» **Goal**
For every line in the data below that contains "this", copy the line.

** START **

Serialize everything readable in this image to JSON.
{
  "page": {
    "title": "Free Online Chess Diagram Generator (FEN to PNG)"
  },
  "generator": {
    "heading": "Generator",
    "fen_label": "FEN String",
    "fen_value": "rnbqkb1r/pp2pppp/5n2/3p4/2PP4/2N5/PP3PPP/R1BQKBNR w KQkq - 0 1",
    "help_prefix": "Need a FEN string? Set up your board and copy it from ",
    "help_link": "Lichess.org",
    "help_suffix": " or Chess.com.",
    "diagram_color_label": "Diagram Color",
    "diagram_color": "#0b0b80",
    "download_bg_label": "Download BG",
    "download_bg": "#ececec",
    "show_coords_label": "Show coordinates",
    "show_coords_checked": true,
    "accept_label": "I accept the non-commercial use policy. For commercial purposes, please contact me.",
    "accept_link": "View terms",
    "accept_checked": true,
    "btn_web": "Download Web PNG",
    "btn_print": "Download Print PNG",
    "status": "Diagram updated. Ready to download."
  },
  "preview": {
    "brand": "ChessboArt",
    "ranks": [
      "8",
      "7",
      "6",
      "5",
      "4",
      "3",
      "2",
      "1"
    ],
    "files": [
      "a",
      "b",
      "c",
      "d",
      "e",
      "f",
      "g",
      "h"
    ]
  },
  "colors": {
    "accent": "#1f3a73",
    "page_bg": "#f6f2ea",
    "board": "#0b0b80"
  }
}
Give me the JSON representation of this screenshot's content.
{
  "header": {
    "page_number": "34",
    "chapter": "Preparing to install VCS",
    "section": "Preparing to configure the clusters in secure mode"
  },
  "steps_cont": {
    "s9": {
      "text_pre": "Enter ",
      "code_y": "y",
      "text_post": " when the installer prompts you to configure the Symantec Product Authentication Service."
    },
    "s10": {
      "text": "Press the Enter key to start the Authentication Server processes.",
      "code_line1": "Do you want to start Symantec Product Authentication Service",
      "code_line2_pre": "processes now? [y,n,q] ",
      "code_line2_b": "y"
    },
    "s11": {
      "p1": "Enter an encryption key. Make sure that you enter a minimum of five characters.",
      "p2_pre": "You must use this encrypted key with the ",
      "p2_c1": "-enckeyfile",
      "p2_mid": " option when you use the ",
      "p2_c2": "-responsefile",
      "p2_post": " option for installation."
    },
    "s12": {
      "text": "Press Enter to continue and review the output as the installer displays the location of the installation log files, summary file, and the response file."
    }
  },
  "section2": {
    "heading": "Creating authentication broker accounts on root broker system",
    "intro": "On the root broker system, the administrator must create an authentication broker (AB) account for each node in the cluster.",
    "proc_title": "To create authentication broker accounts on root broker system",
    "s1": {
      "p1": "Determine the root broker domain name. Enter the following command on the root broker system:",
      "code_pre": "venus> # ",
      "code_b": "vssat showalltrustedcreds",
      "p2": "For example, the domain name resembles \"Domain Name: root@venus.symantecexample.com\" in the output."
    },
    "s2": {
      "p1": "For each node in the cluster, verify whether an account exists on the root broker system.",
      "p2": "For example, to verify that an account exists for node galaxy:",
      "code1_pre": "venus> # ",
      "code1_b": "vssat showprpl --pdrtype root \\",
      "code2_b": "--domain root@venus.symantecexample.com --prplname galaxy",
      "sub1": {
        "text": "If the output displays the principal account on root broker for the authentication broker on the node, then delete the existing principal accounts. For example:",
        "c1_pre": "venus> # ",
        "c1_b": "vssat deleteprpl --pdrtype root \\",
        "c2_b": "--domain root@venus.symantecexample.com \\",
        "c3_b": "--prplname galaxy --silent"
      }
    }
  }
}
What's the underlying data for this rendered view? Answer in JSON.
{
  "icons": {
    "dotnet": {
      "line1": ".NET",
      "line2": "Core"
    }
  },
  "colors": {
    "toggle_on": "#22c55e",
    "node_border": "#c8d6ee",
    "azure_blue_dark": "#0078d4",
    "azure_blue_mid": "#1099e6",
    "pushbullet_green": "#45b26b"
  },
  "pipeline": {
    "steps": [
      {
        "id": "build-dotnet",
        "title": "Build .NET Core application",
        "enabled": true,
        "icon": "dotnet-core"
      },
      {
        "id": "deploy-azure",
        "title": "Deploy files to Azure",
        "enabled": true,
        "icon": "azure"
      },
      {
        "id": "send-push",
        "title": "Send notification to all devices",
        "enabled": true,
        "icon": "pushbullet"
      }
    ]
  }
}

** END **

» **Full response**
Serialize everything readable in this image to JSON.
Give me the JSON representation of this screenshot's content.
      "p2_pre": "You must use this encrypted key with the ",
What's the underlying data for this rendered view? Answer in JSON.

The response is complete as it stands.